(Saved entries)
......

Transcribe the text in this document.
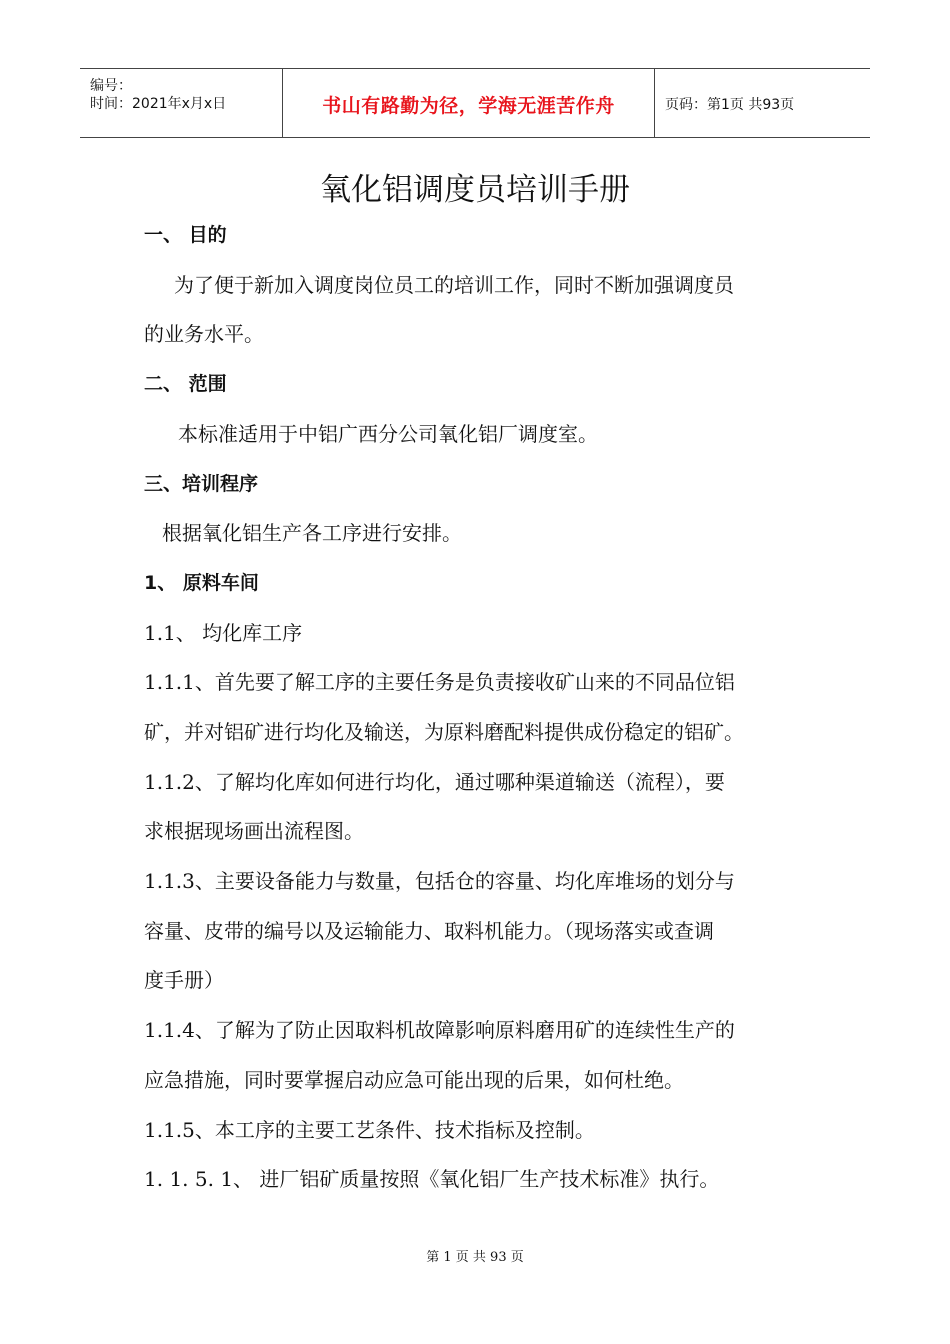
编号：
时间：2021年x月x日	书山有路勤为径，学海无涯苦作舟	页码：第1页 共93页
氧化铝调度员培训手册
一、 目的
为了便于新加入调度岗位员工的培训工作，同时不断加强调度员
的业务水平。
二、 范围
本标准适用于中铝广西分公司氧化铝厂调度室。
三、培训程序
根据氧化铝生产各工序进行安排。
1、 原料车间
1.1、 均化库工序
1.1.1、首先要了解工序的主要任务是负责接收矿山来的不同品位铝
矿，并对铝矿进行均化及输送，为原料磨配料提供成份稳定的铝矿。
1.1.2、了解均化库如何进行均化，通过哪种渠道输送（流程），要
求根据现场画出流程图。
1.1.3、主要设备能力与数量，包括仓的容量、均化库堆场的划分与
容量、皮带的编号以及运输能力、取料机能力。（现场落实或查调
度手册）
1.1.4、了解为了防止因取料机故障影响原料磨用矿的连续性生产的
应急措施，同时要掌握启动应急可能出现的后果，如何杜绝。
1.1.5、本工序的主要工艺条件、技术指标及控制。
1. 1. 5. 1、 进厂铝矿质量按照《氧化铝厂生产技术标准》执行。
第 1 页 共 93 页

......

--- EXERCISE GOAL ---
All of the records need repeating exactly, except for the pictures.

--- ANSWER TO THIS TASK ---
Transcribe the text in this document.
编号：
时间：2021年x月x日	书山有路勤为径，学海无涯苦作舟	页码：第1页 共93页
氧化铝调度员培训手册
一、 目的
为了便于新加入调度岗位员工的培训工作，同时不断加强调度员
的业务水平。
二、 范围
本标准适用于中铝广西分公司氧化铝厂调度室。
三、培训程序
根据氧化铝生产各工序进行安排。
1、 原料车间
1.1、 均化库工序
1.1.1、首先要了解工序的主要任务是负责接收矿山来的不同品位铝
矿，并对铝矿进行均化及输送，为原料磨配料提供成份稳定的铝矿。
1.1.2、了解均化库如何进行均化，通过哪种渠道输送（流程），要
求根据现场画出流程图。
1.1.3、主要设备能力与数量，包括仓的容量、均化库堆场的划分与
容量、皮带的编号以及运输能力、取料机能力。（现场落实或查调
度手册）
1.1.4、了解为了防止因取料机故障影响原料磨用矿的连续性生产的
应急措施，同时要掌握启动应急可能出现的后果，如何杜绝。
1.1.5、本工序的主要工艺条件、技术指标及控制。
1. 1. 5. 1、 进厂铝矿质量按照《氧化铝厂生产技术标准》执行。
第 1 页 共 93 页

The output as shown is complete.